■ Exercise inputs
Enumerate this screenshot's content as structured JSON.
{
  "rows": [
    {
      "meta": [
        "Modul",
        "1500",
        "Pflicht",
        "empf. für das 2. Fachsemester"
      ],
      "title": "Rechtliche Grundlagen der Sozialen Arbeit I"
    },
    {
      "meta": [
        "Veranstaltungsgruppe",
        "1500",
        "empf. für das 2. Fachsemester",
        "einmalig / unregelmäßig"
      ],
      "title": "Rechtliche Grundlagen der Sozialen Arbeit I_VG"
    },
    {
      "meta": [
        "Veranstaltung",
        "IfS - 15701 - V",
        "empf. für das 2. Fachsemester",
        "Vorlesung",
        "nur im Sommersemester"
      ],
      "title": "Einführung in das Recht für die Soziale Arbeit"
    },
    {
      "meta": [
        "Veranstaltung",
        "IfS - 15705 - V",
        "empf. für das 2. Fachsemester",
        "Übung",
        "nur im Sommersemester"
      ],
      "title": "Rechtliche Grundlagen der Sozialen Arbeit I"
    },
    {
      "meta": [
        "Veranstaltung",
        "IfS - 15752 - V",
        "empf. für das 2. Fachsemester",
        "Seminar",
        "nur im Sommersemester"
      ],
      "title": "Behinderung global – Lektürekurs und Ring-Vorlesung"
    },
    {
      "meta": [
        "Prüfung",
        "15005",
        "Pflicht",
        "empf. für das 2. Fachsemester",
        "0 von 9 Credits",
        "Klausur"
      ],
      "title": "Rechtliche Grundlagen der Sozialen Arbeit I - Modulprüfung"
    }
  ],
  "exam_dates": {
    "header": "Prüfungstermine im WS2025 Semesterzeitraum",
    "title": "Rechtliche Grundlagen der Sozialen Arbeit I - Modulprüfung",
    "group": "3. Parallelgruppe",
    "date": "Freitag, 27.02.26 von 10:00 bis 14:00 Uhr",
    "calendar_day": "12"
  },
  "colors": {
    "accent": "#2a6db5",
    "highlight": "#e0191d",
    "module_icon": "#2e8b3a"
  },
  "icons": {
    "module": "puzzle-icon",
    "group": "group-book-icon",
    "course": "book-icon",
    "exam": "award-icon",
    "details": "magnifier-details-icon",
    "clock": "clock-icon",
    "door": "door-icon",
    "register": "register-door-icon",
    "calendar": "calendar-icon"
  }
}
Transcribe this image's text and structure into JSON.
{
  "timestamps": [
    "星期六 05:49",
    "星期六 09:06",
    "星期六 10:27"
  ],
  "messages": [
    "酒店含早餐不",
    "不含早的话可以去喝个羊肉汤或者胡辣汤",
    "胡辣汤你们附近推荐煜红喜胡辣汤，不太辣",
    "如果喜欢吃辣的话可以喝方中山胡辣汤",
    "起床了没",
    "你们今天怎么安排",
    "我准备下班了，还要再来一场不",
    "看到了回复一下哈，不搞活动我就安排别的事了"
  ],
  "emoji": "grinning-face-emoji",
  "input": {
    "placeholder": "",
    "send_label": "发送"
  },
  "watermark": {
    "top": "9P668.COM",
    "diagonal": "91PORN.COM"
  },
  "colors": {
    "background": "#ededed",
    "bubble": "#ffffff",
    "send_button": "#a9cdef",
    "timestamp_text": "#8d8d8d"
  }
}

■ Written task
Return all the data above once more, precisely as given.

■ Written answer
Enumerate this screenshot's content as structured JSON.
{
  "rows": [
    {
      "meta": [
        "Modul",
        "1500",
        "Pflicht",
        "empf. für das 2. Fachsemester"
      ],
      "title": "Rechtliche Grundlagen der Sozialen Arbeit I"
    },
    {
      "meta": [
        "Veranstaltungsgruppe",
        "1500",
        "empf. für das 2. Fachsemester",
        "einmalig / unregelmäßig"
      ],
      "title": "Rechtliche Grundlagen der Sozialen Arbeit I_VG"
    },
    {
      "meta": [
        "Veranstaltung",
        "IfS - 15701 - V",
        "empf. für das 2. Fachsemester",
        "Vorlesung",
        "nur im Sommersemester"
      ],
      "title": "Einführung in das Recht für die Soziale Arbeit"
    },
    {
      "meta": [
        "Veranstaltung",
        "IfS - 15705 - V",
        "empf. für das 2. Fachsemester",
        "Übung",
        "nur im Sommersemester"
      ],
      "title": "Rechtliche Grundlagen der Sozialen Arbeit I"
    },
    {
      "meta": [
        "Veranstaltung",
        "IfS - 15752 - V",
        "empf. für das 2. Fachsemester",
        "Seminar",
        "nur im Sommersemester"
      ],
      "title": "Behinderung global – Lektürekurs und Ring-Vorlesung"
    },
    {
      "meta": [
        "Prüfung",
        "15005",
        "Pflicht",
        "empf. für das 2. Fachsemester",
        "0 von 9 Credits",
        "Klausur"
      ],
      "title": "Rechtliche Grundlagen der Sozialen Arbeit I - Modulprüfung"
    }
  ],
  "exam_dates": {
    "header": "Prüfungstermine im WS2025 Semesterzeitraum",
    "title": "Rechtliche Grundlagen der Sozialen Arbeit I - Modulprüfung",
    "group": "3. Parallelgruppe",
    "date": "Freitag, 27.02.26 von 10:00 bis 14:00 Uhr",
    "calendar_day": "12"
  },
  "colors": {
    "accent": "#2a6db5",
    "highlight": "#e0191d",
    "module_icon": "#2e8b3a"
  },
  "icons": {
    "module": "puzzle-icon",
    "group": "group-book-icon",
    "course": "book-icon",
    "exam": "award-icon",
    "details": "magnifier-details-icon",
    "clock": "clock-icon",
    "door": "door-icon",
    "register": "register-door-icon",
    "calendar": "calendar-icon"
  }
}
Transcribe this image's text and structure into JSON.
{
  "timestamps": [
    "星期六 05:49",
    "星期六 09:06",
    "星期六 10:27"
  ],
  "messages": [
    "酒店含早餐不",
    "不含早的话可以去喝个羊肉汤或者胡辣汤",
    "胡辣汤你们附近推荐煜红喜胡辣汤，不太辣",
    "如果喜欢吃辣的话可以喝方中山胡辣汤",
    "起床了没",
    "你们今天怎么安排",
    "我准备下班了，还要再来一场不",
    "看到了回复一下哈，不搞活动我就安排别的事了"
  ],
  "emoji": "grinning-face-emoji",
  "input": {
    "placeholder": "",
    "send_label": "发送"
  },
  "watermark": {
    "top": "9P668.COM",
    "diagonal": "91PORN.COM"
  },
  "colors": {
    "background": "#ededed",
    "bubble": "#ffffff",
    "send_button": "#a9cdef",
    "timestamp_text": "#8d8d8d"
  }
}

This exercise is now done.